# Work to do
Each line of the material below that holds the word "يرجع" needs to be copied.

# Exercise data

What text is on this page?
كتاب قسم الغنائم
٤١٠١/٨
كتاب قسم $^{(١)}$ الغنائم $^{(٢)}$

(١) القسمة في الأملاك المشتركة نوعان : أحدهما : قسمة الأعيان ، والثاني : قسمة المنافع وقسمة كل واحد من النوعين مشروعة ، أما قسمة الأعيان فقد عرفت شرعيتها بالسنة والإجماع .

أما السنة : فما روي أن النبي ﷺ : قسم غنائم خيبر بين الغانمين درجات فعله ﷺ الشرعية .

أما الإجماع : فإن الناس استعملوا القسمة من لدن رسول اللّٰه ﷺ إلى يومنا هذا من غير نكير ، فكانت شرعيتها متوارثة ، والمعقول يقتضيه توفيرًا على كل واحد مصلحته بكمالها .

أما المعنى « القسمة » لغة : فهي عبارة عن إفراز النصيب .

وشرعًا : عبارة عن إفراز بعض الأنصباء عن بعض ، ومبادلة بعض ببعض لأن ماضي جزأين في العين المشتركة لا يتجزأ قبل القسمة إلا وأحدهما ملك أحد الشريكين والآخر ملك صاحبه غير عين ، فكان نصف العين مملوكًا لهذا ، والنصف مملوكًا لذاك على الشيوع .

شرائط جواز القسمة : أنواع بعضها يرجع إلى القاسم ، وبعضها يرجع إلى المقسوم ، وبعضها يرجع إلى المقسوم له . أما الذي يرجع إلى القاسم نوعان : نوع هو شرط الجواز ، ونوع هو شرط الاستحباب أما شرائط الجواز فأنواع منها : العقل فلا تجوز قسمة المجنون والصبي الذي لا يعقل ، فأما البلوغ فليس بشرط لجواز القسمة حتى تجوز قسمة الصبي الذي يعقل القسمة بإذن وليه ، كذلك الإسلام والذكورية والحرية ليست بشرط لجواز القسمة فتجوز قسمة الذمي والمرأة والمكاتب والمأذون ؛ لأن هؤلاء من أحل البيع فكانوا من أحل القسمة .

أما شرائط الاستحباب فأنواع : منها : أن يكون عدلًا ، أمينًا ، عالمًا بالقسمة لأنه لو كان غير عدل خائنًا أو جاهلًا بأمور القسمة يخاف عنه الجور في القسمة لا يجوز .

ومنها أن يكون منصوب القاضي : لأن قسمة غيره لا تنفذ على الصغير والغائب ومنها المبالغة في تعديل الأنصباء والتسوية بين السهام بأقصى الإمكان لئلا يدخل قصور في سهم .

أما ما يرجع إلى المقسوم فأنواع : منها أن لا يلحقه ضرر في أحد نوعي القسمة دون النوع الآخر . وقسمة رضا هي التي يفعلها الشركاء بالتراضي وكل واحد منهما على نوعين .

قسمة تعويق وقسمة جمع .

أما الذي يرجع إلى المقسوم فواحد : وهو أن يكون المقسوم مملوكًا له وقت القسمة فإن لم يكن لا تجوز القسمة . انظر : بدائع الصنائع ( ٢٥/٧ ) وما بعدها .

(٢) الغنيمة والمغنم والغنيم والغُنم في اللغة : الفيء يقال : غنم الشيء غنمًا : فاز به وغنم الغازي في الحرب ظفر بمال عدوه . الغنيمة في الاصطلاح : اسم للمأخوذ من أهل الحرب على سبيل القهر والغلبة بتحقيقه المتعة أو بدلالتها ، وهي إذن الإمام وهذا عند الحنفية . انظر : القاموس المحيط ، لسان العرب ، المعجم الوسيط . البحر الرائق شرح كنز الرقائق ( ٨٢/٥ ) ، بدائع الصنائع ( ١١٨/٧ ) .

# Worked answer
شرائط جواز القسمة : أنواع بعضها يرجع إلى القاسم ، وبعضها يرجع إلى المقسوم ، وبعضها يرجع إلى المقسوم له . أما الذي يرجع إلى القاسم نوعان : نوع هو شرط الجواز ، ونوع هو شرط الاستحباب أما شرائط الجواز فأنواع منها : العقل فلا تجوز قسمة المجنون والصبي الذي لا يعقل ، فأما البلوغ فليس بشرط لجواز القسمة حتى تجوز قسمة الصبي الذي يعقل القسمة بإذن وليه ، كذلك الإسلام والذكورية والحرية ليست بشرط لجواز القسمة فتجوز قسمة الذمي والمرأة والمكاتب والمأذون ؛ لأن هؤلاء من أحل البيع فكانوا من أحل القسمة .
أما ما يرجع إلى المقسوم فأنواع : منها أن لا يلحقه ضرر في أحد نوعي القسمة دون النوع الآخر . وقسمة رضا هي التي يفعلها الشركاء بالتراضي وكل واحد منهما على نوعين .
أما الذي يرجع إلى المقسوم فواحد : وهو أن يكون المقسوم مملوكًا له وقت القسمة فإن لم يكن لا تجوز القسمة . انظر : بدائع الصنائع ( ٢٥/٧ ) وما بعدها .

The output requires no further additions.